(Source records)
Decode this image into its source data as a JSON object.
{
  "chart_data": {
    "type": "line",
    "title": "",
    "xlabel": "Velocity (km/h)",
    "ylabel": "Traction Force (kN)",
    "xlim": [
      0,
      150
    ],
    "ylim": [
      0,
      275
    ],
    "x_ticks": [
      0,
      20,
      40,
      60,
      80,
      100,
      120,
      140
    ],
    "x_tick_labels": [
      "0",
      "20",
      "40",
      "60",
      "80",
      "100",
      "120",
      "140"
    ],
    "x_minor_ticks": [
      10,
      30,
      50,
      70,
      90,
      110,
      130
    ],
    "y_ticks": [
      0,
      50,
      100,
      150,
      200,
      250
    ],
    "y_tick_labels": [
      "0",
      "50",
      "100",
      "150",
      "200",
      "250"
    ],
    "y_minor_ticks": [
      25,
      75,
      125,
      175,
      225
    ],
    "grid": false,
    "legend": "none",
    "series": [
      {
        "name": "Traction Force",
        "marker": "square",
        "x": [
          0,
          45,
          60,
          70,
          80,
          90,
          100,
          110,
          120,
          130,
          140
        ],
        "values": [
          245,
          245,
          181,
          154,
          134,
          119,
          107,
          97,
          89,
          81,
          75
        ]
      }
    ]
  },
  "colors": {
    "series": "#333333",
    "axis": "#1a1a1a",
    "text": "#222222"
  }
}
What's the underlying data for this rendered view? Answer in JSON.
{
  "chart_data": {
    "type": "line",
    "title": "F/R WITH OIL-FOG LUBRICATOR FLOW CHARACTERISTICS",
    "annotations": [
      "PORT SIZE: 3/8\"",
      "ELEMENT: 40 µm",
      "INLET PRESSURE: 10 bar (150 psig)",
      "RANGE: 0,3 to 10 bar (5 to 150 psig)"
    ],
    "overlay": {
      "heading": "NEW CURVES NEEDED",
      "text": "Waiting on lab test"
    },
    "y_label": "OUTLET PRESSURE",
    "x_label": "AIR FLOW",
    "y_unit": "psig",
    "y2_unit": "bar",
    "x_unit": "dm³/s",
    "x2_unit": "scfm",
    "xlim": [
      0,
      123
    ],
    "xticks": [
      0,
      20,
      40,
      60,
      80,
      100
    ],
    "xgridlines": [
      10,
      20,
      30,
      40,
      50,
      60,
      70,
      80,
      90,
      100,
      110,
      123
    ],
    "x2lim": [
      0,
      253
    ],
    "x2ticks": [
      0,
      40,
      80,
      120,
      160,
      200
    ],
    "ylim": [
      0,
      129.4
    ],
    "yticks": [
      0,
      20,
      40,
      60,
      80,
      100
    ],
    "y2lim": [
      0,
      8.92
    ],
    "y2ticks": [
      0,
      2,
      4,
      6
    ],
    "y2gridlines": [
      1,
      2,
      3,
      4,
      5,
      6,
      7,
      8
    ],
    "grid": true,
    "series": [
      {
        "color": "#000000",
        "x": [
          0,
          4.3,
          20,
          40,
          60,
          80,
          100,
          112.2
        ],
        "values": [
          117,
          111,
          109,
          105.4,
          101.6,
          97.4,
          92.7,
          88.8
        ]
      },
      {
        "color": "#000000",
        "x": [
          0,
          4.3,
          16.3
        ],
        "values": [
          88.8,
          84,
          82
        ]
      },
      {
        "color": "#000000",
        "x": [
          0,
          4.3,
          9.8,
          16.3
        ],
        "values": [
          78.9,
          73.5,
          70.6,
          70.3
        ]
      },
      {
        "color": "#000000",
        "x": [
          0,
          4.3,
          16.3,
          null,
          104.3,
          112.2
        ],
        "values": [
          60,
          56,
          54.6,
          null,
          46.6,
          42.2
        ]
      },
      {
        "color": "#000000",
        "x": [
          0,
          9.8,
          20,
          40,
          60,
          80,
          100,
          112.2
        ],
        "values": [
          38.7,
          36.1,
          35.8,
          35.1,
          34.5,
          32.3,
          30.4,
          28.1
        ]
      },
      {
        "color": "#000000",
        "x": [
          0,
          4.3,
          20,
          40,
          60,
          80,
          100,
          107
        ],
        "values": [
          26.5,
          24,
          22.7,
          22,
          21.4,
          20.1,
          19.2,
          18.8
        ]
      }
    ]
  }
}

■ TASK TO CARRY OUT ■
List every line above that holds the word "PRESSURE".

■ CORRECT RESPONSE ■
      "INLET PRESSURE: 10 bar (150 psig)",
    "y_label": "OUTLET PRESSURE",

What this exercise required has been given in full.